• **Task goal**
Write each record again exactly as it stands.

### Record set ###

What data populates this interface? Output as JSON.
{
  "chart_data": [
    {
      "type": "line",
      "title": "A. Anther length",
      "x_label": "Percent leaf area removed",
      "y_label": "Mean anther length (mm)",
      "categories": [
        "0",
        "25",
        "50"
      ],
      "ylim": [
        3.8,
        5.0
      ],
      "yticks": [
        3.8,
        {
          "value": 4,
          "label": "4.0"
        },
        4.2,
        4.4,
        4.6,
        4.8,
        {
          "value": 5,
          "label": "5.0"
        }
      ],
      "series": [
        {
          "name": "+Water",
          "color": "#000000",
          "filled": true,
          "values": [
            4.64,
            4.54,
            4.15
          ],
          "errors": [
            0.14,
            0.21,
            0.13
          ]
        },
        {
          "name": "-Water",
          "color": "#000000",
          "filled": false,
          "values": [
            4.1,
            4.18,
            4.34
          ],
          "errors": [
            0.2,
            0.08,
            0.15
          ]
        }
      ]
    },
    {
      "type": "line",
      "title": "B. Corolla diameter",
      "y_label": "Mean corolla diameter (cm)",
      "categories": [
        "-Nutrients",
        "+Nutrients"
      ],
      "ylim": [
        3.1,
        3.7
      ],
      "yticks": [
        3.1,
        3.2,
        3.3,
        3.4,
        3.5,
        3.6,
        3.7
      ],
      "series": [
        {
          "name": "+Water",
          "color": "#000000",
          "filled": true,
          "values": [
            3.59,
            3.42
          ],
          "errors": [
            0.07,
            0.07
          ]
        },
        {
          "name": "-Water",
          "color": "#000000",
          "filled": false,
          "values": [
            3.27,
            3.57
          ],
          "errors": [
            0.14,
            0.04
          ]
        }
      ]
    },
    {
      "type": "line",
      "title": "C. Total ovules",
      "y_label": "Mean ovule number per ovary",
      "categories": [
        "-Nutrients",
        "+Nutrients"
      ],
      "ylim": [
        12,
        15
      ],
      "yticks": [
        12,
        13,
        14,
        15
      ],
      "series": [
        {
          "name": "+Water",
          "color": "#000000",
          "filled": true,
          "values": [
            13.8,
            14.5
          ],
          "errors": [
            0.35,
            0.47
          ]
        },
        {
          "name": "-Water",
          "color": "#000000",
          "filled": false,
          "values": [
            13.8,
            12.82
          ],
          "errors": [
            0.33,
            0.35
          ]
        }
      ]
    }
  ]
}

###

• **Finished answer**
What data populates this interface? Output as JSON.
{
  "chart_data": [
    {
      "type": "line",
      "title": "A. Anther length",
      "x_label": "Percent leaf area removed",
      "y_label": "Mean anther length (mm)",
      "categories": [
        "0",
        "25",
        "50"
      ],
      "ylim": [
        3.8,
        5.0
      ],
      "yticks": [
        3.8,
        {
          "value": 4,
          "label": "4.0"
        },
        4.2,
        4.4,
        4.6,
        4.8,
        {
          "value": 5,
          "label": "5.0"
        }
      ],
      "series": [
        {
          "name": "+Water",
          "color": "#000000",
          "filled": true,
          "values": [
            4.64,
            4.54,
            4.15
          ],
          "errors": [
            0.14,
            0.21,
            0.13
          ]
        },
        {
          "name": "-Water",
          "color": "#000000",
          "filled": false,
          "values": [
            4.1,
            4.18,
            4.34
          ],
          "errors": [
            0.2,
            0.08,
            0.15
          ]
        }
      ]
    },
    {
      "type": "line",
      "title": "B. Corolla diameter",
      "y_label": "Mean corolla diameter (cm)",
      "categories": [
        "-Nutrients",
        "+Nutrients"
      ],
      "ylim": [
        3.1,
        3.7
      ],
      "yticks": [
        3.1,
        3.2,
        3.3,
        3.4,
        3.5,
        3.6,
        3.7
      ],
      "series": [
        {
          "name": "+Water",
          "color": "#000000",
          "filled": true,
          "values": [
            3.59,
            3.42
          ],
          "errors": [
            0.07,
            0.07
          ]
        },
        {
          "name": "-Water",
          "color": "#000000",
          "filled": false,
          "values": [
            3.27,
            3.57
          ],
          "errors": [
            0.14,
            0.04
          ]
        }
      ]
    },
    {
      "type": "line",
      "title": "C. Total ovules",
      "y_label": "Mean ovule number per ovary",
      "categories": [
        "-Nutrients",
        "+Nutrients"
      ],
      "ylim": [
        12,
        15
      ],
      "yticks": [
        12,
        13,
        14,
        15
      ],
      "series": [
        {
          "name": "+Water",
          "color": "#000000",
          "filled": true,
          "values": [
            13.8,
            14.5
          ],
          "errors": [
            0.35,
            0.47
          ]
        },
        {
          "name": "-Water",
          "color": "#000000",
          "filled": false,
          "values": [
            13.8,
            12.82
          ],
          "errors": [
            0.33,
            0.35
          ]
        }
      ]
    }
  ]
}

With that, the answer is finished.